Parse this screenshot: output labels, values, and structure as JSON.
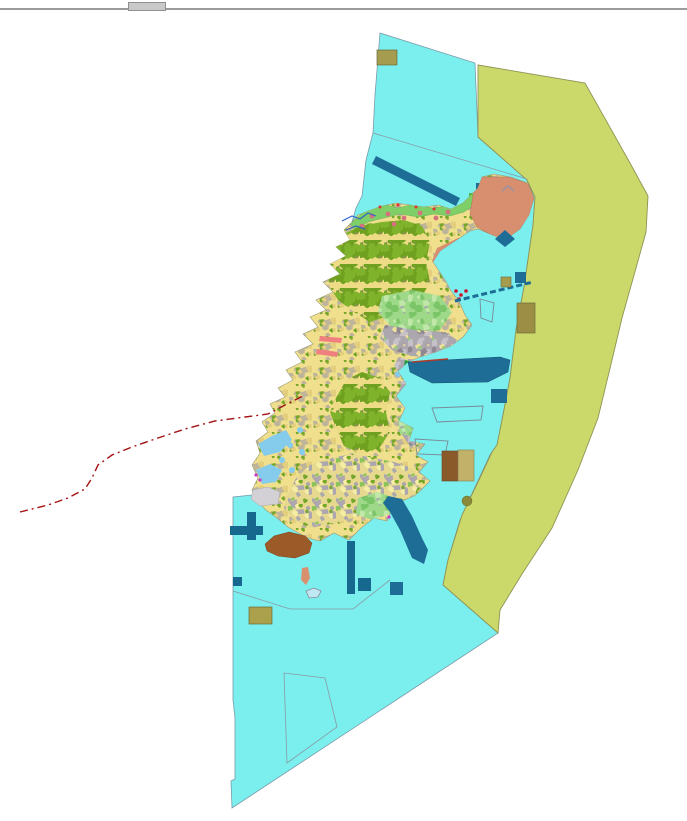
{
  "screen": {
    "width": 687,
    "height": 821,
    "background": "#FFFFFF"
  },
  "chrome": {
    "top_line": {
      "y": 8,
      "height": 2,
      "color": "#9B9B9B"
    },
    "notch": {
      "x": 128,
      "y": 2,
      "width": 36,
      "height": 7,
      "color": "#C9C9C9",
      "border": "#8F8F8F"
    }
  },
  "legend_colors": {
    "open_water": "#7BEEEE",
    "outer_zone": "#CBD96B",
    "agricultural_land": "#F0DF8C",
    "forest": "#6FA01F",
    "urban": "#ACA6AE",
    "reclaimed_salmon": "#D78F70",
    "coastal_green": "#7FCF68",
    "harbor_blue": "#1E6D96",
    "pier_teal": "#16688E",
    "sediment_brown": "#9C5A28",
    "facility_khaki": "#A59C4F",
    "boundary_red_dashed": "#A31111"
  },
  "map": {
    "width": 687,
    "height": 821,
    "patterns": [
      {
        "id": "mosaicYellow",
        "seed": 11,
        "size": 24,
        "bg": "#F0DF8C",
        "shapes": [
          {
            "c": "#74A62A",
            "n": 7,
            "min": 1.5,
            "max": 4
          },
          {
            "c": "#BDB49B",
            "n": 6,
            "min": 1.5,
            "max": 4
          },
          {
            "c": "#E2CE7C",
            "n": 4,
            "min": 2,
            "max": 5
          }
        ]
      },
      {
        "id": "mosaicGreen",
        "seed": 22,
        "size": 24,
        "bg": "#EDDC85",
        "shapes": [
          {
            "c": "#6FA01F",
            "n": 10,
            "min": 3.5,
            "max": 8
          },
          {
            "c": "#7FB32B",
            "n": 6,
            "min": 3,
            "max": 6
          },
          {
            "c": "#8C8C5A",
            "n": 3,
            "min": 0.8,
            "max": 1.6
          }
        ]
      },
      {
        "id": "mosaicGray",
        "seed": 33,
        "size": 24,
        "bg": "#ACA6AE",
        "shapes": [
          {
            "c": "#C6C1C9",
            "n": 7,
            "min": 2,
            "max": 5
          },
          {
            "c": "#8F8893",
            "n": 5,
            "min": 1.5,
            "max": 4
          },
          {
            "c": "#EFE19B",
            "n": 7,
            "min": 1.2,
            "max": 3.2
          },
          {
            "c": "#9DC87E",
            "n": 2,
            "min": 1.2,
            "max": 2.5
          }
        ]
      },
      {
        "id": "mosaicMixed",
        "seed": 44,
        "size": 24,
        "bg": "#E6D98F",
        "shapes": [
          {
            "c": "#ACA6AE",
            "n": 8,
            "min": 2,
            "max": 5
          },
          {
            "c": "#8CC45A",
            "n": 4,
            "min": 1.5,
            "max": 3.5
          },
          {
            "c": "#F5EDA6",
            "n": 4,
            "min": 2,
            "max": 4
          },
          {
            "c": "#74A62A",
            "n": 3,
            "min": 1.2,
            "max": 3
          }
        ]
      },
      {
        "id": "mosaicLightGreen",
        "seed": 55,
        "size": 24,
        "bg": "#9ED98A",
        "shapes": [
          {
            "c": "#7CC468",
            "n": 6,
            "min": 2,
            "max": 5.5
          },
          {
            "c": "#C0E8A8",
            "n": 5,
            "min": 2,
            "max": 4.5
          },
          {
            "c": "#ACA6AE",
            "n": 3,
            "min": 1,
            "max": 2.5
          }
        ]
      }
    ],
    "features": [
      {
        "name": "water-polygon",
        "shape": "polygon",
        "fill": "#7BEEEE",
        "stroke": "#7A9BAA",
        "sw": 0.8,
        "points": "380,33 475,63 478,137 527,180 535,197 533,225 524,287 516,330 510,378 503,415 497,445 490,455 475,487 460,520 448,560 443,585 498,633 232,808 231,781 235,779 235,718 233,700 233,497 252,495 262,478 268,460 275,440 288,415 300,390 312,362 318,338 330,312 342,286 350,262 355,240 352,222 356,208 362,196 366,160 373,133 375,95"
      },
      {
        "name": "outer-zone-polygon",
        "shape": "polygon",
        "fill": "#CBD96B",
        "stroke": "#8E9353",
        "sw": 0.9,
        "points": "478,65 585,83 630,163 648,196 646,232 636,268 622,318 612,360 598,418 578,470 552,528 522,574 500,610 498,633 443,585 448,560 462,515 478,482 492,452 497,445 503,415 510,378 516,330 524,287 533,225 535,197 527,180 478,137"
      },
      {
        "name": "parcel-boundary-upper",
        "shape": "line",
        "x1": 373,
        "y1": 133,
        "x2": 527,
        "y2": 179,
        "stroke": "#8A9AA5",
        "sw": 0.8
      },
      {
        "name": "parcel-boundary-south",
        "shape": "polyline",
        "points": "233,591 290,609 353,609 390,580",
        "stroke": "#8A9AA5",
        "sw": 0.8
      },
      {
        "name": "parcel-outline-bottom",
        "shape": "polygon",
        "fill": "none",
        "stroke": "#8A9AA5",
        "sw": 0.8,
        "points": "284,673 325,678 337,727 287,763"
      },
      {
        "name": "ne-harbor-band",
        "shape": "line",
        "x1": 374,
        "y1": 160,
        "x2": 458,
        "y2": 202,
        "stroke": "#1E6D96",
        "sw": 9
      },
      {
        "name": "khaki-square-north",
        "shape": "rect",
        "x": 377,
        "y": 50,
        "w": 20,
        "h": 15,
        "fill": "#A59C4F",
        "stroke": "#6B6B3A",
        "sw": 0.7
      },
      {
        "name": "ne-blue-square",
        "shape": "rect",
        "x": 476,
        "y": 183,
        "w": 13,
        "h": 13,
        "fill": "#1E6D96"
      },
      {
        "name": "ne-green-rect",
        "shape": "rect",
        "x": 469,
        "y": 193,
        "w": 24,
        "h": 10,
        "fill": "#4CB648"
      },
      {
        "name": "island-base",
        "shape": "polygon",
        "fill": "pattern:mosaicYellow",
        "stroke": "#9A9A78",
        "sw": 0.6,
        "points": "352,222 344,230 350,240 336,247 346,256 330,264 340,274 323,282 333,292 316,300 326,310 310,317 318,327 303,334 313,344 295,352 302,362 286,370 293,380 278,388 285,397 270,404 275,413 262,422 268,432 256,441 260,453 252,465 258,478 252,490 256,500 266,510 277,518 288,527 295,531 308,538 320,541 334,533 349,540 361,528 374,518 387,521 392,509 402,501 414,496 421,490 430,481 419,472 428,462 416,455 425,444 409,441 413,428 399,421 405,408 396,396 406,384 398,371 408,362 420,357 436,352 451,346 463,337 472,325 465,315 459,301 451,291 445,280 437,268 433,262 440,251 455,241 470,231 478,229 490,234 505,240 520,229 529,215 534,198 528,183 510,177 494,174 482,177 478,188 470,196 463,203 451,209 438,205 424,207 410,205 396,203 382,206 368,211 358,215"
      },
      {
        "name": "coastal-strip-north",
        "shape": "polygon",
        "clip": true,
        "fill": "#7FCF68",
        "stroke": "#5FA84E",
        "sw": 0.4,
        "points": "350,224 366,210 382,204 398,208 414,204 432,208 448,206 462,200 472,194 476,204 464,212 450,216 434,214 418,217 400,214 384,218 368,222 356,230"
      },
      {
        "name": "forest-region-nw",
        "shape": "polygon",
        "clip": true,
        "fill": "pattern:mosaicGreen",
        "points": "322,252 340,236 360,226 382,222 404,220 422,226 430,242 426,262 430,282 420,300 424,316 406,322 388,316 370,322 354,312 338,300 328,284 332,266"
      },
      {
        "name": "lightgreen-region-mid",
        "shape": "polygon",
        "clip": true,
        "fill": "pattern:mosaicLightGreen",
        "points": "382,296 412,290 440,296 452,312 440,330 414,334 392,328 378,312"
      },
      {
        "name": "urban-region-central",
        "shape": "polygon",
        "clip": true,
        "fill": "pattern:mosaicGray",
        "points": "385,325 415,330 445,332 460,342 455,355 435,358 412,356 392,350 380,338"
      },
      {
        "name": "urban-region-east",
        "shape": "polygon",
        "clip": true,
        "fill": "pattern:mosaicGray",
        "points": "398,358 420,360 440,358 452,368 444,386 448,406 436,420 440,436 424,444 410,446 400,432 406,412 398,394 404,376 394,366"
      },
      {
        "name": "mixed-region-south",
        "shape": "polygon",
        "clip": true,
        "fill": "pattern:mosaicMixed",
        "points": "286,498 296,478 310,465 330,458 352,454 374,458 394,462 412,468 422,480 414,494 396,504 374,510 352,518 330,524 310,528 294,520 284,508"
      },
      {
        "name": "forest-region-central",
        "shape": "polygon",
        "clip": true,
        "fill": "pattern:mosaicGreen",
        "points": "336,398 346,380 362,372 380,378 390,392 386,412 390,432 378,450 360,454 344,446 336,428 330,412"
      },
      {
        "name": "lightgreen-patch-south",
        "shape": "polygon",
        "clip": true,
        "fill": "pattern:mosaicLightGreen",
        "points": "358,498 378,492 394,498 390,514 372,520 356,514"
      },
      {
        "name": "lightgreen-patch-se",
        "shape": "polygon",
        "clip": true,
        "fill": "pattern:mosaicLightGreen",
        "points": "398,418 412,414 420,424 414,436 400,434"
      },
      {
        "name": "salmon-region-ne",
        "shape": "polygon",
        "clip": true,
        "fill": "#D78F70",
        "stroke": "#B5714F",
        "sw": 0.5,
        "points": "478,177 510,177 528,184 534,198 529,217 519,230 505,240 490,234 477,227 470,214 473,196"
      },
      {
        "name": "salmon-band-ne",
        "shape": "polygon",
        "clip": true,
        "fill": "#D78F70",
        "points": "437,248 458,238 482,232 503,237 501,253 480,259 458,267 442,272 432,261"
      },
      {
        "name": "gray-chevron-mark",
        "shape": "polyline",
        "points": "502,191 508,186 514,191",
        "stroke": "#9A93A2",
        "sw": 1.5
      },
      {
        "name": "darkgreen-coast-blob",
        "shape": "polygon",
        "clip": true,
        "fill": "#1F9E3C",
        "points": "405,360 413,362 415,374 409,379 403,372"
      },
      {
        "name": "lagoon-patch-west-1",
        "shape": "polygon",
        "clip": true,
        "fill": "#85CBEC",
        "points": "258,444 272,436 286,430 292,440 280,452 264,456"
      },
      {
        "name": "lagoon-patch-west-2",
        "shape": "polygon",
        "clip": true,
        "fill": "#85CBEC",
        "points": "256,470 270,464 282,470 276,482 262,484"
      },
      {
        "name": "lagoon-dots-west",
        "shape": "dots",
        "clip": true,
        "fill": "#85CBEC",
        "r": 3,
        "pts": [
          [
            300,
            430
          ],
          [
            290,
            445
          ],
          [
            282,
            460
          ],
          [
            292,
            470
          ],
          [
            302,
            452
          ],
          [
            398,
            374
          ],
          [
            430,
            426
          ],
          [
            426,
            440
          ]
        ]
      },
      {
        "name": "tidal-flat-gray",
        "shape": "polygon",
        "fill": "#D3D0D6",
        "stroke": "#AAAAB0",
        "sw": 0.5,
        "points": "253,490 268,487 280,492 278,504 260,506 251,499"
      },
      {
        "name": "rose-strip-west-1",
        "shape": "polygon",
        "fill": "#F08080",
        "points": "320,336 342,338 341,343 319,341"
      },
      {
        "name": "rose-strip-west-2",
        "shape": "polygon",
        "fill": "#F08080",
        "points": "317,349 338,352 337,357 316,354"
      },
      {
        "name": "salmon-dots-northcoast",
        "shape": "dots",
        "clip": true,
        "fill": "#D4717D",
        "r": 2.4,
        "pts": [
          [
            372,
            216
          ],
          [
            388,
            214
          ],
          [
            404,
            218
          ],
          [
            420,
            213
          ],
          [
            436,
            218
          ],
          [
            448,
            212
          ],
          [
            362,
            226
          ],
          [
            394,
            224
          ]
        ]
      },
      {
        "name": "red-ticks-northcoast",
        "shape": "dots",
        "fill": "#E23030",
        "r": 1.5,
        "pts": [
          [
            380,
            207
          ],
          [
            398,
            205
          ],
          [
            416,
            207
          ],
          [
            434,
            209
          ]
        ]
      },
      {
        "name": "red-cluster-eastcoast",
        "shape": "dots",
        "fill": "#CC1030",
        "r": 1.8,
        "pts": [
          [
            456,
            291
          ],
          [
            461,
            295
          ],
          [
            466,
            291
          ],
          [
            459,
            299
          ]
        ]
      },
      {
        "name": "magenta-dots",
        "shape": "dots",
        "fill": "#C838C8",
        "r": 1.6,
        "pts": [
          [
            392,
            505
          ],
          [
            397,
            513
          ],
          [
            389,
            517
          ],
          [
            256,
            475
          ],
          [
            260,
            480
          ]
        ]
      },
      {
        "name": "stream-north-1",
        "shape": "polyline",
        "points": "342,221 352,216 360,219 368,213 376,216",
        "stroke": "#2F62C8",
        "sw": 1.2
      },
      {
        "name": "stream-north-2",
        "shape": "polyline",
        "points": "346,230 356,226 365,229",
        "stroke": "#2F62C8",
        "sw": 1.2
      },
      {
        "name": "ne-blue-diamond",
        "shape": "polygon",
        "fill": "#1E6D96",
        "points": "495,239 505,230 515,239 505,247"
      },
      {
        "name": "harbor-band-se",
        "shape": "polygon",
        "fill": "#1E6D96",
        "stroke": "#14516F",
        "sw": 0.5,
        "points": "408,362 500,357 510,360 508,372 488,382 432,383 410,372"
      },
      {
        "name": "harbor-band-red-edge",
        "shape": "line",
        "x1": 412,
        "y1": 362,
        "x2": 448,
        "y2": 359,
        "stroke": "#B03A2A",
        "sw": 1.4
      },
      {
        "name": "causeway-dashed",
        "shape": "line",
        "x1": 455,
        "y1": 301,
        "x2": 533,
        "y2": 282,
        "stroke": "#1E6D96",
        "sw": 3,
        "dash": "6,3"
      },
      {
        "name": "outlined-quad-east",
        "shape": "polygon",
        "fill": "none",
        "stroke": "#7A8A99",
        "sw": 0.9,
        "points": "432,408 483,406 481,420 437,422"
      },
      {
        "name": "outlined-quad-east-2",
        "shape": "polygon",
        "fill": "none",
        "stroke": "#7A8A99",
        "sw": 0.9,
        "points": "415,439 448,441 445,455 417,454"
      },
      {
        "name": "outlined-pentagon-east",
        "shape": "polygon",
        "fill": "none",
        "stroke": "#7A8A99",
        "sw": 0.9,
        "points": "480,299 494,303 492,322 481,318"
      },
      {
        "name": "khaki-square-ne-small",
        "shape": "rect",
        "x": 501,
        "y": 277,
        "w": 10,
        "h": 10,
        "fill": "#A59C4F",
        "stroke": "#6B6B3A",
        "sw": 0.6
      },
      {
        "name": "blue-square-ne-small",
        "shape": "rect",
        "x": 515,
        "y": 272,
        "w": 11,
        "h": 11,
        "fill": "#1E6D96"
      },
      {
        "name": "khaki-rect-zone-edge",
        "shape": "rect",
        "x": 517,
        "y": 303,
        "w": 18,
        "h": 30,
        "fill": "#9C8F45",
        "stroke": "#6B6B3A",
        "sw": 0.7
      },
      {
        "name": "blue-square-se",
        "shape": "rect",
        "x": 491,
        "y": 389,
        "w": 16,
        "h": 14,
        "fill": "#1E6D96"
      },
      {
        "name": "diagonal-band-se",
        "shape": "polygon",
        "fill": "#1E6D96",
        "points": "388,496 402,499 412,516 422,538 428,550 424,564 412,558 400,530 390,512 383,503"
      },
      {
        "name": "brown-rect-offshore",
        "shape": "rect",
        "x": 442,
        "y": 451,
        "w": 16,
        "h": 30,
        "fill": "#8B5A2B",
        "stroke": "#6B4420",
        "sw": 0.6
      },
      {
        "name": "khaki-rect-offshore",
        "shape": "rect",
        "x": 458,
        "y": 450,
        "w": 16,
        "h": 31,
        "fill": "#C2B169",
        "stroke": "#8A8050",
        "sw": 0.6
      },
      {
        "name": "olive-dot-offshore",
        "shape": "ellipse",
        "cx": 467,
        "cy": 501,
        "rx": 5,
        "ry": 5,
        "fill": "#8A8A3A",
        "stroke": "#6B6B2A",
        "sw": 0.5
      },
      {
        "name": "pier-horizontal-sw",
        "shape": "rect",
        "x": 230,
        "y": 526,
        "w": 33,
        "h": 9,
        "fill": "#16688E"
      },
      {
        "name": "pier-vertical-sw",
        "shape": "rect",
        "x": 247,
        "y": 512,
        "w": 9,
        "h": 28,
        "fill": "#16688E"
      },
      {
        "name": "teal-square-sw-edge",
        "shape": "rect",
        "x": 233,
        "y": 577,
        "w": 9,
        "h": 9,
        "fill": "#16688E"
      },
      {
        "name": "sediment-blob-brown",
        "shape": "polygon",
        "fill": "#9C5A28",
        "stroke": "#7A4118",
        "sw": 0.5,
        "points": "265,544 274,536 289,532 305,536 312,543 309,553 295,558 278,556 267,551"
      },
      {
        "name": "salmon-islet-south",
        "shape": "polygon",
        "fill": "#D9906E",
        "points": "302,568 308,567 310,578 306,585 301,580"
      },
      {
        "name": "outlined-islet-south",
        "shape": "polygon",
        "fill": "#BFE8F2",
        "stroke": "#8A8A99",
        "sw": 0.8,
        "points": "306,591 314,588 321,591 318,597 309,598"
      },
      {
        "name": "teal-bar-south",
        "shape": "rect",
        "x": 347,
        "y": 541,
        "w": 8,
        "h": 53,
        "fill": "#16688E"
      },
      {
        "name": "teal-square-south-1",
        "shape": "rect",
        "x": 358,
        "y": 578,
        "w": 13,
        "h": 13,
        "fill": "#16688E"
      },
      {
        "name": "teal-square-south-2",
        "shape": "rect",
        "x": 390,
        "y": 582,
        "w": 13,
        "h": 13,
        "fill": "#1E6D96"
      },
      {
        "name": "khaki-rect-bottom",
        "shape": "rect",
        "x": 249,
        "y": 607,
        "w": 23,
        "h": 17,
        "fill": "#ABA04C",
        "stroke": "#6B6B3A",
        "sw": 0.7
      },
      {
        "name": "red-dashed-boundary",
        "shape": "polyline",
        "stroke": "#A31111",
        "sw": 1.4,
        "dash": "8,4,2,4",
        "points": "20,512 48,505 68,498 85,489 92,478 98,465 112,455 132,447 158,438 185,429 215,421 245,417 268,414 285,405 303,396"
      }
    ]
  }
}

++++++++++++++++++++

▸ What you need to do
Copy each line of the records that contains the word "mosaicYellow".

▸ Reply
        "id": "mosaicYellow",
        "fill": "pattern:mosaicYellow",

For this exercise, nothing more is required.